• TO BE DONE: Provide an exact reproduction of every entry.

• DATA SUPPLIED:
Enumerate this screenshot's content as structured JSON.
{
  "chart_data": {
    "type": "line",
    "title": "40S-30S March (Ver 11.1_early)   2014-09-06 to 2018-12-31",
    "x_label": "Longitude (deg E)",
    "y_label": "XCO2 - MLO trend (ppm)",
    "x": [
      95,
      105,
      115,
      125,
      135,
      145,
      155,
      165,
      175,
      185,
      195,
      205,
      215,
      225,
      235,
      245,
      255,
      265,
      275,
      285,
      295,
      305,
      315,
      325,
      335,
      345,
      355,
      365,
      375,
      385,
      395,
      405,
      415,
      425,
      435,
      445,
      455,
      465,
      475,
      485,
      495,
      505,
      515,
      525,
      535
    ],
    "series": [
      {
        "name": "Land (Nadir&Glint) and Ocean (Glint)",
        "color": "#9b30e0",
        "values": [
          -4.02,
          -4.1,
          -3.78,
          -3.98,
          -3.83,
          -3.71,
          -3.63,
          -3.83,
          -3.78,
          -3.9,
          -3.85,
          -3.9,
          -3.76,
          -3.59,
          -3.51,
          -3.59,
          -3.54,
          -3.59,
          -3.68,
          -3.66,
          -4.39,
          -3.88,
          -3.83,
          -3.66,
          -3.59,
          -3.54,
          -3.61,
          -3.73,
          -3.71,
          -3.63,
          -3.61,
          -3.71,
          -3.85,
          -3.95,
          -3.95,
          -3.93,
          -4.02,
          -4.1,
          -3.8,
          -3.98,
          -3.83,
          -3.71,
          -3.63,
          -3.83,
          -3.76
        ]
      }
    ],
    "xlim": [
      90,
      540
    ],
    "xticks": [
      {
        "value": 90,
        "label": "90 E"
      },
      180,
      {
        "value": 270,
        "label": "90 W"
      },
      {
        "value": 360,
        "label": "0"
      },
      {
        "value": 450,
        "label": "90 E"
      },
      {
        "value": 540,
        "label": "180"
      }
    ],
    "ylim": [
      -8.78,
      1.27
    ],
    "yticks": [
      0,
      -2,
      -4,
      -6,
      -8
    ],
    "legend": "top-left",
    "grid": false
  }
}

• RESPONSE TO THIS EXERCISE:
Enumerate this screenshot's content as structured JSON.
{
  "chart_data": {
    "type": "line",
    "title": "40S-30S March (Ver 11.1_early)   2014-09-06 to 2018-12-31",
    "x_label": "Longitude (deg E)",
    "y_label": "XCO2 - MLO trend (ppm)",
    "x": [
      95,
      105,
      115,
      125,
      135,
      145,
      155,
      165,
      175,
      185,
      195,
      205,
      215,
      225,
      235,
      245,
      255,
      265,
      275,
      285,
      295,
      305,
      315,
      325,
      335,
      345,
      355,
      365,
      375,
      385,
      395,
      405,
      415,
      425,
      435,
      445,
      455,
      465,
      475,
      485,
      495,
      505,
      515,
      525,
      535
    ],
    "series": [
      {
        "name": "Land (Nadir&Glint) and Ocean (Glint)",
        "color": "#9b30e0",
        "values": [
          -4.02,
          -4.1,
          -3.78,
          -3.98,
          -3.83,
          -3.71,
          -3.63,
          -3.83,
          -3.78,
          -3.9,
          -3.85,
          -3.9,
          -3.76,
          -3.59,
          -3.51,
          -3.59,
          -3.54,
          -3.59,
          -3.68,
          -3.66,
          -4.39,
          -3.88,
          -3.83,
          -3.66,
          -3.59,
          -3.54,
          -3.61,
          -3.73,
          -3.71,
          -3.63,
          -3.61,
          -3.71,
          -3.85,
          -3.95,
          -3.95,
          -3.93,
          -4.02,
          -4.1,
          -3.8,
          -3.98,
          -3.83,
          -3.71,
          -3.63,
          -3.83,
          -3.76
        ]
      }
    ],
    "xlim": [
      90,
      540
    ],
    "xticks": [
      {
        "value": 90,
        "label": "90 E"
      },
      180,
      {
        "value": 270,
        "label": "90 W"
      },
      {
        "value": 360,
        "label": "0"
      },
      {
        "value": 450,
        "label": "90 E"
      },
      {
        "value": 540,
        "label": "180"
      }
    ],
    "ylim": [
      -8.78,
      1.27
    ],
    "yticks": [
      0,
      -2,
      -4,
      -6,
      -8
    ],
    "legend": "top-left",
    "grid": false
  }
}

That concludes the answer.